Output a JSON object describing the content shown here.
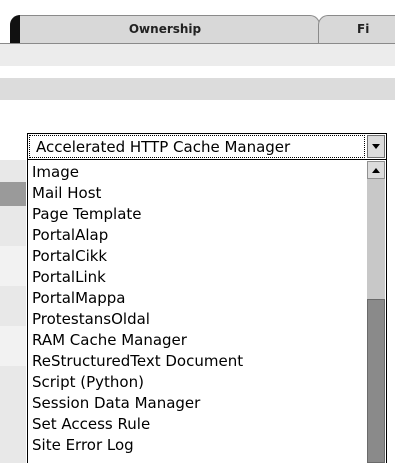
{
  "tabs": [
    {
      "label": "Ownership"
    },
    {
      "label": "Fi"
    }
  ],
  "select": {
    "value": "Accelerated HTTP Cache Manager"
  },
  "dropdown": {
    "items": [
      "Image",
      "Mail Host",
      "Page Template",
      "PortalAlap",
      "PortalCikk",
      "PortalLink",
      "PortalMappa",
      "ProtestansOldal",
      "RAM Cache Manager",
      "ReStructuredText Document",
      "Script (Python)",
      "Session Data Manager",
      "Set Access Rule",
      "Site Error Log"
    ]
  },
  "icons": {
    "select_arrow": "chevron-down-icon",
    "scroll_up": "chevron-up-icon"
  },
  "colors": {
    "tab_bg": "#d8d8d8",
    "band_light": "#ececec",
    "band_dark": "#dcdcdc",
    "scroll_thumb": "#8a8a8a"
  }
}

□ □ □ □ □ □ □

• _Aim of the task_
Every entry above is to be set down exactly; the pictures are to be left out.

• _Output_
Output a JSON object describing the content shown here.
{
  "tabs": [
    {
      "label": "Ownership"
    },
    {
      "label": "Fi"
    }
  ],
  "select": {
    "value": "Accelerated HTTP Cache Manager"
  },
  "dropdown": {
    "items": [
      "Image",
      "Mail Host",
      "Page Template",
      "PortalAlap",
      "PortalCikk",
      "PortalLink",
      "PortalMappa",
      "ProtestansOldal",
      "RAM Cache Manager",
      "ReStructuredText Document",
      "Script (Python)",
      "Session Data Manager",
      "Set Access Rule",
      "Site Error Log"
    ]
  },
  "icons": {
    "select_arrow": "chevron-down-icon",
    "scroll_up": "chevron-up-icon"
  },
  "colors": {
    "tab_bg": "#d8d8d8",
    "band_light": "#ececec",
    "band_dark": "#dcdcdc",
    "scroll_thumb": "#8a8a8a"
  }
}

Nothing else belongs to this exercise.